- _Short task_:
Tally the lines containing the word "content", and report the tally alone.

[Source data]
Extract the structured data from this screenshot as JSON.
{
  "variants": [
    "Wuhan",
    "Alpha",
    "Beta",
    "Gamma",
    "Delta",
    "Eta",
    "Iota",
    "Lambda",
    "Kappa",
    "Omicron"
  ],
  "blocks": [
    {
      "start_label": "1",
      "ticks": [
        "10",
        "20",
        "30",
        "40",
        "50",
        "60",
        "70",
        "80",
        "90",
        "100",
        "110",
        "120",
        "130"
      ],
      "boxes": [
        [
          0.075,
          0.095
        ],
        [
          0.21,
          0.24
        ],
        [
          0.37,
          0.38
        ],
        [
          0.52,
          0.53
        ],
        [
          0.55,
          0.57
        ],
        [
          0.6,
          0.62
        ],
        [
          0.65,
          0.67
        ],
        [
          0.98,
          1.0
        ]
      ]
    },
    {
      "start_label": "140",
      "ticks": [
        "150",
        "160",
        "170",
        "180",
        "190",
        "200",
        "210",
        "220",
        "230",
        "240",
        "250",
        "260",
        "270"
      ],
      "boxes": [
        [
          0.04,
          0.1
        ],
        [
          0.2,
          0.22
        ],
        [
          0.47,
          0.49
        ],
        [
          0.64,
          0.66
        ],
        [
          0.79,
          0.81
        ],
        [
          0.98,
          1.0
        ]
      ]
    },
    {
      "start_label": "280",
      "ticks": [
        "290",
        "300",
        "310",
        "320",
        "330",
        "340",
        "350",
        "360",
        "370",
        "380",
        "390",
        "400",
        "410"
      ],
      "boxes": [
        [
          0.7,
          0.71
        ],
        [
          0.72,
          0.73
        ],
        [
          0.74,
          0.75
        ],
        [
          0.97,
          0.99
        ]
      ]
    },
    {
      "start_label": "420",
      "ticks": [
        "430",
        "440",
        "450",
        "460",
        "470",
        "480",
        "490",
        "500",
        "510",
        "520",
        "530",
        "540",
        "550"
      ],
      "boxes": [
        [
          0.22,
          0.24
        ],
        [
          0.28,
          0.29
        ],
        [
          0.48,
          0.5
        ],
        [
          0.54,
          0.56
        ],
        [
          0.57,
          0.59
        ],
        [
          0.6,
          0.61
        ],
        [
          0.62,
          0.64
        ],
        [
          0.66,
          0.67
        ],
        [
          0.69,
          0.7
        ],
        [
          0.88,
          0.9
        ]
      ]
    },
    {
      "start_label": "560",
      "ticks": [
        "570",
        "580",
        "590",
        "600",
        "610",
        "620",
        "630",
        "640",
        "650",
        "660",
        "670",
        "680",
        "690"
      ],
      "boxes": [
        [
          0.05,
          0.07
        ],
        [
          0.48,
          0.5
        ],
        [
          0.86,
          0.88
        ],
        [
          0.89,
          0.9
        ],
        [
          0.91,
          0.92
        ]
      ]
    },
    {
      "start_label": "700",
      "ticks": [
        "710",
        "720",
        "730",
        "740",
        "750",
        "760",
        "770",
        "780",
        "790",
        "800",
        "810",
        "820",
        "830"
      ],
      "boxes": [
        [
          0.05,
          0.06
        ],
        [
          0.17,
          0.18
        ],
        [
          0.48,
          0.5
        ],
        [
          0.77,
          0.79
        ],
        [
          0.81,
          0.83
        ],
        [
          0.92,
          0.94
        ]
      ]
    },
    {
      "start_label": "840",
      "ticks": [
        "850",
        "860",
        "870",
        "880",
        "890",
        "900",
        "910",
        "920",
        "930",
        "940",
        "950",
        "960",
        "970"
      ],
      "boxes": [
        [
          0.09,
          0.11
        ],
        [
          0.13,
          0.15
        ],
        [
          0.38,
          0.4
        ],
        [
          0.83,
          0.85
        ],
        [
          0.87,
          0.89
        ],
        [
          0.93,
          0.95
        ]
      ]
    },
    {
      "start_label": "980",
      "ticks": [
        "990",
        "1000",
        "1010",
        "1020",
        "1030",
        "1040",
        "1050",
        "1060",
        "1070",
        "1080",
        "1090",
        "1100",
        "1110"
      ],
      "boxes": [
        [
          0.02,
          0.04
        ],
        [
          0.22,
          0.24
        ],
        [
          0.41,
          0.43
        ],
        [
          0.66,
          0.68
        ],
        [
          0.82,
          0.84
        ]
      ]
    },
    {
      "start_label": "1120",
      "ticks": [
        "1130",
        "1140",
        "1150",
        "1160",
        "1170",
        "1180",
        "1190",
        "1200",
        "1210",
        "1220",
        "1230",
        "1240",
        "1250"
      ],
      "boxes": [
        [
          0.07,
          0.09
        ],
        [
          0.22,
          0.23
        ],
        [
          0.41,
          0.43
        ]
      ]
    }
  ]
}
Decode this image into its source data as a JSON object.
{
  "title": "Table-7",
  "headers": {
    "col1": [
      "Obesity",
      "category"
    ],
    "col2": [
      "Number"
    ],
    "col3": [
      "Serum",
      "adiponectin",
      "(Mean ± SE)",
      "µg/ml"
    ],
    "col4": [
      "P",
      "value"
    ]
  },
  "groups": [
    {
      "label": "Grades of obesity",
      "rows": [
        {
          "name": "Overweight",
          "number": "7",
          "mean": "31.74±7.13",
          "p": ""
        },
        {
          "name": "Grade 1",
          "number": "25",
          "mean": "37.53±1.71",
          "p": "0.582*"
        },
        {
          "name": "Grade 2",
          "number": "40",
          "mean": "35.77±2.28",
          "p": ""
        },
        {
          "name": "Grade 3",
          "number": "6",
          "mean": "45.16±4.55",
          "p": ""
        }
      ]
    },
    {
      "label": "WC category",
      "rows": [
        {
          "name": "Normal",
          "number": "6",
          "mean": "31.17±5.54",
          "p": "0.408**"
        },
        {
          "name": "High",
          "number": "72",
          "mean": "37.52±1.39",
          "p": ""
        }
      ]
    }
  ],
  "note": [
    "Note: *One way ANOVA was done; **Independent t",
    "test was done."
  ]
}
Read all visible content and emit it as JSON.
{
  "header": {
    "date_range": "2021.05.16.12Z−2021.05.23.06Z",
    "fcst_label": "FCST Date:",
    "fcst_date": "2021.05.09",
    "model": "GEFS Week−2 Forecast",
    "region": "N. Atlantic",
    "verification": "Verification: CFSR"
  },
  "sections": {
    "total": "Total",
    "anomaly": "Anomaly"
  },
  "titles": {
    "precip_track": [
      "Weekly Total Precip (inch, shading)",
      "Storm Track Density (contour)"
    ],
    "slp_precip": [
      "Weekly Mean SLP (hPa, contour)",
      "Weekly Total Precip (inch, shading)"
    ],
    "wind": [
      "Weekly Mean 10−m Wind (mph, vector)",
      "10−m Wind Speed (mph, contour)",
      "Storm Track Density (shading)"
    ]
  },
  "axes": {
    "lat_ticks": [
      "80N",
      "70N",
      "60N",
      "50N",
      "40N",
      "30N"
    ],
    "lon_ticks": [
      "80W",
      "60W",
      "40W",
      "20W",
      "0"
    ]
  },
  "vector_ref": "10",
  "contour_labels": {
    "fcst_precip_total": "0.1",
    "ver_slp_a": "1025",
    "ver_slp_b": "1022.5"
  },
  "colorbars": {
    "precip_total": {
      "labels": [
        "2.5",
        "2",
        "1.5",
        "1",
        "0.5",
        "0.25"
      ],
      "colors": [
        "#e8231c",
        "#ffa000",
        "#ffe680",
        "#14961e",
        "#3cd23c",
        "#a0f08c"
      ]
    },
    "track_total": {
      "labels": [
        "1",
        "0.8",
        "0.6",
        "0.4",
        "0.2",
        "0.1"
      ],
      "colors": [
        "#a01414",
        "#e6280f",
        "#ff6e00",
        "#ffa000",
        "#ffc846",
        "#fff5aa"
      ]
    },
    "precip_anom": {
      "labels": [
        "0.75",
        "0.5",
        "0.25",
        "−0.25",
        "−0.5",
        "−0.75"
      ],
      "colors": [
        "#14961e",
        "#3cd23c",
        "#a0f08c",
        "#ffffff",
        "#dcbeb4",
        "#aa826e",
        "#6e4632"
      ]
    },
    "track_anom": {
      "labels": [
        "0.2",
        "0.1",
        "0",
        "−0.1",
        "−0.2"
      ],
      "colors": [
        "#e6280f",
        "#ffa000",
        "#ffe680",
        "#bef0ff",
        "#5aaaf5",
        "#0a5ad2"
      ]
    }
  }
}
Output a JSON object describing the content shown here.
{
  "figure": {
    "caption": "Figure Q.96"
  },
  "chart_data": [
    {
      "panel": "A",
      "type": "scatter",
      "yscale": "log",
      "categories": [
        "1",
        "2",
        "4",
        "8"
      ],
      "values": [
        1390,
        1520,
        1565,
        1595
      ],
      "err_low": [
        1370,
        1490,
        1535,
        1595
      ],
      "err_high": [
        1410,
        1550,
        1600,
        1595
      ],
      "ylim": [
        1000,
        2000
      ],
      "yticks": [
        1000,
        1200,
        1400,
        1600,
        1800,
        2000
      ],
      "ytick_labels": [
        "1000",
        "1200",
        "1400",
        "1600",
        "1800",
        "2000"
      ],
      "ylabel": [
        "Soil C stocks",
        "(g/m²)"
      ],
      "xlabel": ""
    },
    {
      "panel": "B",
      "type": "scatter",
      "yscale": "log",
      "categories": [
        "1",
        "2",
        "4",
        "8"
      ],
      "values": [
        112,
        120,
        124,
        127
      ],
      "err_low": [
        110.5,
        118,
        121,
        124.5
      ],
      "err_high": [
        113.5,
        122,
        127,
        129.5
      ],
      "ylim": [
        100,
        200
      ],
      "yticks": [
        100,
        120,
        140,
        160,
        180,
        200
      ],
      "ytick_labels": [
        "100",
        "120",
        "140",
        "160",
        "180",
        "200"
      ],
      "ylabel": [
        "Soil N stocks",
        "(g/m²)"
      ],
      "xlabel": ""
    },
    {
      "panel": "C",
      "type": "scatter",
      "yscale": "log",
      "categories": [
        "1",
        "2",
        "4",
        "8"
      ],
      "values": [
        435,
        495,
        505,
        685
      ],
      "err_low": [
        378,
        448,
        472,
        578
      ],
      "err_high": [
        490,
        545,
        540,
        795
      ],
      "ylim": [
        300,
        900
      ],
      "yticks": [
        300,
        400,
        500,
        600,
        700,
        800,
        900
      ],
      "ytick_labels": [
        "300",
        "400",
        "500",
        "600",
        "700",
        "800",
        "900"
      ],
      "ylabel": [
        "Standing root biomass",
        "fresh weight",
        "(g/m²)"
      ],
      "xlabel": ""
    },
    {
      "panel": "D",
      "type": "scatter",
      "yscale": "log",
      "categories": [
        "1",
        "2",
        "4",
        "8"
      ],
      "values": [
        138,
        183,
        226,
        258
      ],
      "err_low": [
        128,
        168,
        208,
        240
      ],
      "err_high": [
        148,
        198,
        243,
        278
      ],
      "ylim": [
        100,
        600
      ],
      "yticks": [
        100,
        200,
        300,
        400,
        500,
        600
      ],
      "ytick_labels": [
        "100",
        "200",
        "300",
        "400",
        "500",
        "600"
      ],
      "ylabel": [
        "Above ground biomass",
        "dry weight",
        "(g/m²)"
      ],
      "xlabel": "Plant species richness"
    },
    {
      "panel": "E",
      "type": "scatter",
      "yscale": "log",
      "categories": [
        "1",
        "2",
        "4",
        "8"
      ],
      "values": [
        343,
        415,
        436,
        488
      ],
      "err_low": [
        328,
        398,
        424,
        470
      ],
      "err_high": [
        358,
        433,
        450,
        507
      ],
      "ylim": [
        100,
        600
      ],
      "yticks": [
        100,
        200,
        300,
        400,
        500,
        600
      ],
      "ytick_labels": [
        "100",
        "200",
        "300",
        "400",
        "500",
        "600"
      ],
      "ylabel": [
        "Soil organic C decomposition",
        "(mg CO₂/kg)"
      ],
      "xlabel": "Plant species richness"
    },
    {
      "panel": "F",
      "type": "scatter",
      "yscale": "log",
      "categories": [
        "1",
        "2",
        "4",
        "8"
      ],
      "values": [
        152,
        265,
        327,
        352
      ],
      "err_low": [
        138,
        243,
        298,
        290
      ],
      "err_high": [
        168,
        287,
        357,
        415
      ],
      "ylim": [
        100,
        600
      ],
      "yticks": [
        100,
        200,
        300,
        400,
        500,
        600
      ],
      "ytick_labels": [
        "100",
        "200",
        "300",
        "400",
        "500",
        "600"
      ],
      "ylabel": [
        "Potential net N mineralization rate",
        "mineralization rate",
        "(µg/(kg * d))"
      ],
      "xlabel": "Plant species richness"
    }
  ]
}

- _Complete output_:
2